MATERIAL SHOWN =

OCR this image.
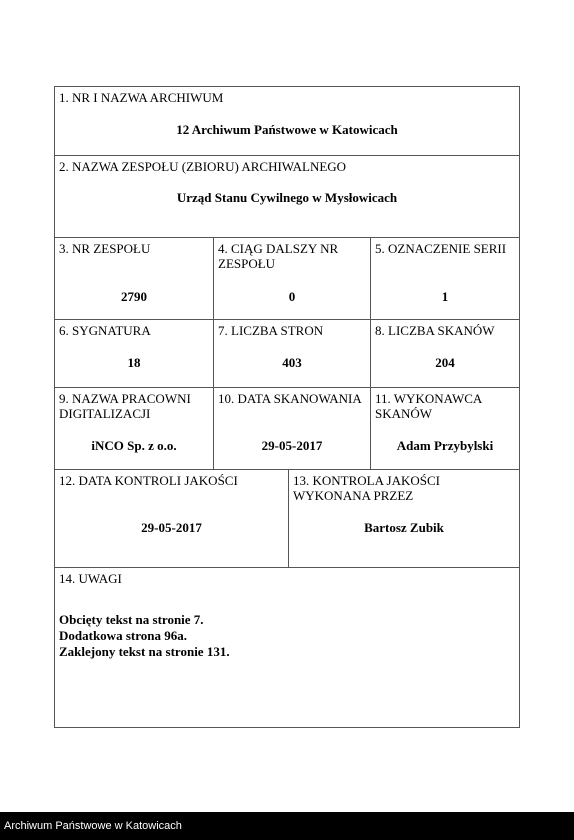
1. NR I NAZWA ARCHIWUM
12 Archiwum Państwowe w Katowicach
2. NAZWA ZESPOŁU (ZBIORU) ARCHIWALNEGO
Urząd Stanu Cywilnego w Mysłowicach
3. NR ZESPOŁU
2790
4. CIĄG DALSZY NR ZESPOŁU
0
5. OZNACZENIE SERII
1
6. SYGNATURA
18
7. LICZBA STRON
403
8. LICZBA SKANÓW
204
9. NAZWA PRACOWNI DIGITALIZACJI
iNCO Sp. z o.o.
10. DATA SKANOWANIA
29-05-2017
11. WYKONAWCA SKANÓW
Adam Przybylski
12. DATA KONTROLI JAKOŚCI
29-05-2017
13. KONTROLA JAKOŚCI WYKONANA PRZEZ
Bartosz Zubik
14. UWAGI
Obcięty tekst na stronie 7.
Dodatkowa strona 96a.
Zaklejony tekst na stronie 131.
Archiwum Państwowe w Katowicach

EXERCISE INSTRUCTIONS = Repeat every record precisely. Any picture among them stays out of the copy.

REPLY TO THE TASK =
OCR this image.
1. NR I NAZWA ARCHIWUM
12 Archiwum Państwowe w Katowicach
2. NAZWA ZESPOŁU (ZBIORU) ARCHIWALNEGO
Urząd Stanu Cywilnego w Mysłowicach
3. NR ZESPOŁU
2790
4. CIĄG DALSZY NR ZESPOŁU
0
5. OZNACZENIE SERII
1
6. SYGNATURA
18
7. LICZBA STRON
403
8. LICZBA SKANÓW
204
9. NAZWA PRACOWNI DIGITALIZACJI
iNCO Sp. z o.o.
10. DATA SKANOWANIA
29-05-2017
11. WYKONAWCA SKANÓW
Adam Przybylski
12. DATA KONTROLI JAKOŚCI
29-05-2017
13. KONTROLA JAKOŚCI WYKONANA PRZEZ
Bartosz Zubik
14. UWAGI
Obcięty tekst na stronie 7.
Dodatkowa strona 96a.
Zaklejony tekst na stronie 131.
Archiwum Państwowe w Katowicach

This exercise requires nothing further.